- _Текст страницы_:
Обыкновенный фашизм

Поделись знанием:
(перенаправлено с «Обыкновенный фашизм (фильм)»)
Перейти к: навигация, поиск
«Обыкновенный фашизм»
Жанр

документальный фильм

Режиссёр

Михаил Ромм

Автор
сценария

Михаил Ромм
Майя Туровская
Юрий Ханютин

Оператор

Герман Лавров

Композитор

Алемдар Караманов

Кинокомпания

Киностудия «Мосфильм».
Третье творческое объединение

Длительность

138 мин.

Страна

СССР СССР

Год

1965

IMDb

ID 0059529

К:Фильмы 1965 года

«Обыкновенный фашизм» — документальный фильм Михаила Ромма, вышедший на экраны в 1965 году.





Содержание

Фильм разделён на главы:

  1. Глава первая
  2. «Майн Кампф», или Как обрабатывают телячьи шкуры
  3. Несколько слов об авторе.
  4. А в это время…
  5. Культура Третьего рейха
  6. Великая национальная идея в действии
  7. Айн фольк. Айн Рейх. Айн фюрер.

- _Исходные данные_:
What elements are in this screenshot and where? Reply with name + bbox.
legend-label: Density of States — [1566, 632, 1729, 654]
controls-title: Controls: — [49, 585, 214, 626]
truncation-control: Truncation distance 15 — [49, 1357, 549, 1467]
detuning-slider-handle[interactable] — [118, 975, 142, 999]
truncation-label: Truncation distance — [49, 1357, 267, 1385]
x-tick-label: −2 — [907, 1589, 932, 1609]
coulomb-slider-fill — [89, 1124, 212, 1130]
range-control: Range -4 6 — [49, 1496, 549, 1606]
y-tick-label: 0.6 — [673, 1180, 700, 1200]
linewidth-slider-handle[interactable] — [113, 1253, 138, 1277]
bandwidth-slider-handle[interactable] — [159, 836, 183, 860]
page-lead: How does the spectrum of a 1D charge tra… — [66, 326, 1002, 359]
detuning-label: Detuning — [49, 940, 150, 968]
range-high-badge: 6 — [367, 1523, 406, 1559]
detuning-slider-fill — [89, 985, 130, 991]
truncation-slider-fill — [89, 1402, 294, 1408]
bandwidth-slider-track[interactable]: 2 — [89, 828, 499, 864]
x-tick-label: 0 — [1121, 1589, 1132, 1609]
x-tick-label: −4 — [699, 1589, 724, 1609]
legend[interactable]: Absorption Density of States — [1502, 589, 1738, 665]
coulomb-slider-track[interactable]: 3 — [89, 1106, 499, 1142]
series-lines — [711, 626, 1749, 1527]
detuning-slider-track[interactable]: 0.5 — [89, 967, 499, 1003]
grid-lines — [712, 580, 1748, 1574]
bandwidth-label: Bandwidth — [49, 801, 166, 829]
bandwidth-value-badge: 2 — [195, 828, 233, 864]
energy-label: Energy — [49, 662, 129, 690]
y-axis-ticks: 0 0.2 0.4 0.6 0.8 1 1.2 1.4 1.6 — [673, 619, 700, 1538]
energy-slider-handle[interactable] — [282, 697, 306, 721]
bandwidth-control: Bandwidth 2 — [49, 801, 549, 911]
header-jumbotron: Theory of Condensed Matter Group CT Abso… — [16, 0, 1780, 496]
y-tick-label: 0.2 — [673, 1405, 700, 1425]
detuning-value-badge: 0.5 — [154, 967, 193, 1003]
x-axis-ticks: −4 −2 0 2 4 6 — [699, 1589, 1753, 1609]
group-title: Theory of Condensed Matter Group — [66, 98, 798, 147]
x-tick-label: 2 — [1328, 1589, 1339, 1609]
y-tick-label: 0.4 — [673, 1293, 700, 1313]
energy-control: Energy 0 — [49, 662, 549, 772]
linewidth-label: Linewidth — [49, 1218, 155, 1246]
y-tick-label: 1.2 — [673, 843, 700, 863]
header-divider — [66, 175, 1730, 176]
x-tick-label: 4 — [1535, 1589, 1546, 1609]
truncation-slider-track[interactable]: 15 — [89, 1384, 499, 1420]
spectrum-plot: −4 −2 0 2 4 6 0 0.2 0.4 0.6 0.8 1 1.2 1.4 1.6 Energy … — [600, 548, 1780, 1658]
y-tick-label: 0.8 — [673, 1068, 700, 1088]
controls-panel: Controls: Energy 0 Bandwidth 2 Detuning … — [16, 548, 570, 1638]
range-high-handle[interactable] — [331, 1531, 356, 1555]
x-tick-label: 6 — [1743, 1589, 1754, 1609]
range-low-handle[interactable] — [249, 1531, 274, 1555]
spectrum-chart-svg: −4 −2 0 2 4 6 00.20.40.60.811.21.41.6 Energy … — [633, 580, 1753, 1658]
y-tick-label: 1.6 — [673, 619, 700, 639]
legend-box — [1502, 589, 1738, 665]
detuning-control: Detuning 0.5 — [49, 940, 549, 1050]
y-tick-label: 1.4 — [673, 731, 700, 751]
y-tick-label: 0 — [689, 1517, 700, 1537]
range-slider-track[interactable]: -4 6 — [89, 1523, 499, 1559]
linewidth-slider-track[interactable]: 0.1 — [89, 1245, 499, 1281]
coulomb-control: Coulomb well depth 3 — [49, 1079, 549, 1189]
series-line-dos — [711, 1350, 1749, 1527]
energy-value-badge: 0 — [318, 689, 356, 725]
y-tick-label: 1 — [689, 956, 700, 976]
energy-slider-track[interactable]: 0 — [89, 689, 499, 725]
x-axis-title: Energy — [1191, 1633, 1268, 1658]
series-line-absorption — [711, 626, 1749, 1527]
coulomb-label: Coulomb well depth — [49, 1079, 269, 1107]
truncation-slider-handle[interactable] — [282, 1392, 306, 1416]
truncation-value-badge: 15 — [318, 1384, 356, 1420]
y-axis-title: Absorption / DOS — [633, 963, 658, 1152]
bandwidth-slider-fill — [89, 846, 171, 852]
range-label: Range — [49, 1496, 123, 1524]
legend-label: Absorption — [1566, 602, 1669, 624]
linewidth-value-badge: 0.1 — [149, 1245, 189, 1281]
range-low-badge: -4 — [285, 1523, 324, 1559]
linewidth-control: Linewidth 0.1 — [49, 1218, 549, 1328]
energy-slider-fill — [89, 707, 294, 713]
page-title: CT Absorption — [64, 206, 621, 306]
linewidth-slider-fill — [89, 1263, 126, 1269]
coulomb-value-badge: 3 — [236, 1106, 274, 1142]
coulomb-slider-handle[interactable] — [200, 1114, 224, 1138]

- _Описание задания_:
Пожалуйста, перепишите текст страницы от «1. Глава первая» вниз до «Рейх. Айн фюрер.» включительно, заменив «Культура» на «Искусство».

- _Правильный ответ_:
1. Глава первая
  2. «Майн Кампф», или Как обрабатывают телячьи шкуры
  3. Несколько слов об авторе.
  4. А в это время…
  5. Искусство Третьего рейха
  6. Великая национальная идея в действии
  7. Айн фольк. Айн Рейх. Айн фюрер.